#### Stated task
In the data below, find every line that has the string "used", and copy it.

#### Saved data entries
^^^^^^^^

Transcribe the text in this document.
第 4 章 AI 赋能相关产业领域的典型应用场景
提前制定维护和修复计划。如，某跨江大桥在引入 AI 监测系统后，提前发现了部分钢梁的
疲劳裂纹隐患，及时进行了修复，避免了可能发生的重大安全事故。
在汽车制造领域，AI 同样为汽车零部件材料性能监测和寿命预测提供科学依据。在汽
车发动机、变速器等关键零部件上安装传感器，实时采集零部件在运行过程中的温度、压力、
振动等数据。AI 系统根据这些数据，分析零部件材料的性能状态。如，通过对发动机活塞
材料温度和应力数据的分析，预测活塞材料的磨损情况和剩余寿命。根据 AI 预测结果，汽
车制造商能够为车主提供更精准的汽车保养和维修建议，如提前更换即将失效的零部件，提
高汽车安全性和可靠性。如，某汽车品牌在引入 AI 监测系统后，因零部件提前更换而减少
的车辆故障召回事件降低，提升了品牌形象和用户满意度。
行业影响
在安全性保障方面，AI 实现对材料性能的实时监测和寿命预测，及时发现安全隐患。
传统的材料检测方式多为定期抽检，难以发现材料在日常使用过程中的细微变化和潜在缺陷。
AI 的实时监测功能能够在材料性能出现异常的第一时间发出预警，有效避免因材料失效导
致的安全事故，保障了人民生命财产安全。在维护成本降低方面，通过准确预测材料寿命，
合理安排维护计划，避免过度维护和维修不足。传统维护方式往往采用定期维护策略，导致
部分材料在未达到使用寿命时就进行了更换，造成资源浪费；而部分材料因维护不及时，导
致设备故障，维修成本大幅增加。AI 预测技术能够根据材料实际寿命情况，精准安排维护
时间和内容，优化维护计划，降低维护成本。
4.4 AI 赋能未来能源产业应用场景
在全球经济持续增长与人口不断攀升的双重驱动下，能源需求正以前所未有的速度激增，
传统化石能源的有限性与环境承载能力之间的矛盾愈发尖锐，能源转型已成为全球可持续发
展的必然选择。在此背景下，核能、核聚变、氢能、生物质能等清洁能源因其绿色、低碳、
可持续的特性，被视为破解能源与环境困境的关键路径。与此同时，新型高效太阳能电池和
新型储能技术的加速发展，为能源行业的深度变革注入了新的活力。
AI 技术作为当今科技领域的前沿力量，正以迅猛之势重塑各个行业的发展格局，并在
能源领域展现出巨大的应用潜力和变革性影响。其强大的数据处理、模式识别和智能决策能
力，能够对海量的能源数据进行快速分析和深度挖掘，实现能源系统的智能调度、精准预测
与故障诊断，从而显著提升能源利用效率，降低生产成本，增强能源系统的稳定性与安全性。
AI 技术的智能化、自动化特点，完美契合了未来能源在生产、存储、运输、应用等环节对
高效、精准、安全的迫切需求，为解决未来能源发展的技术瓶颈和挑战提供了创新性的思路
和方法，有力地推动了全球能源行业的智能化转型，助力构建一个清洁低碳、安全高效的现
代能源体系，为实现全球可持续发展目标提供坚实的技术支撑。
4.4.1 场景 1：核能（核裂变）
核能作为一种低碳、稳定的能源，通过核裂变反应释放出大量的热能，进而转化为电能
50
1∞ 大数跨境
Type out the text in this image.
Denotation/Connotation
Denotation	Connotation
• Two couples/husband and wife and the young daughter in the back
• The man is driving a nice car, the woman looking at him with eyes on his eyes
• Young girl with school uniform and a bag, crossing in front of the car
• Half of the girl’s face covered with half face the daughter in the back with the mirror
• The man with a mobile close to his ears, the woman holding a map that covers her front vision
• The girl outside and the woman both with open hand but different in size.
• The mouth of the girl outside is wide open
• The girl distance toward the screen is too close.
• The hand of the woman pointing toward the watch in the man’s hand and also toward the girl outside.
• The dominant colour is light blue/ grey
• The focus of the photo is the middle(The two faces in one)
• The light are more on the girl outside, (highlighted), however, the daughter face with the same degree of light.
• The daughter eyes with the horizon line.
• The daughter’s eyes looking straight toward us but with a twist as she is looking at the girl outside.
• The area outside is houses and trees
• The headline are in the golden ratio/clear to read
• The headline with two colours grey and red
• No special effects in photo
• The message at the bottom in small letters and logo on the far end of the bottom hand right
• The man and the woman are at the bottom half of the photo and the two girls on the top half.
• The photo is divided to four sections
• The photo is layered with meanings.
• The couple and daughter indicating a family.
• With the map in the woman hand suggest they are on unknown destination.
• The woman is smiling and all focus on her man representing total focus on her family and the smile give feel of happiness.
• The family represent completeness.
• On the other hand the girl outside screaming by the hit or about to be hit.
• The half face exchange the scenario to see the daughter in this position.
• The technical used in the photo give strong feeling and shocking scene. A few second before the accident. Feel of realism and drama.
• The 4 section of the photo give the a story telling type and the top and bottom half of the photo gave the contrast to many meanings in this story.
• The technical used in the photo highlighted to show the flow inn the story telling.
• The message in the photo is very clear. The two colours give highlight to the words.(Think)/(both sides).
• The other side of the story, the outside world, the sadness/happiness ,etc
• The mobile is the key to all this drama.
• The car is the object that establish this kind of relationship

^^^^^^^^

#### The solution
• The technical used in the photo give strong feeling and shocking scene. A few second before the accident. Feel of realism and drama.
• The technical used in the photo highlighted to show the flow inn the story telling.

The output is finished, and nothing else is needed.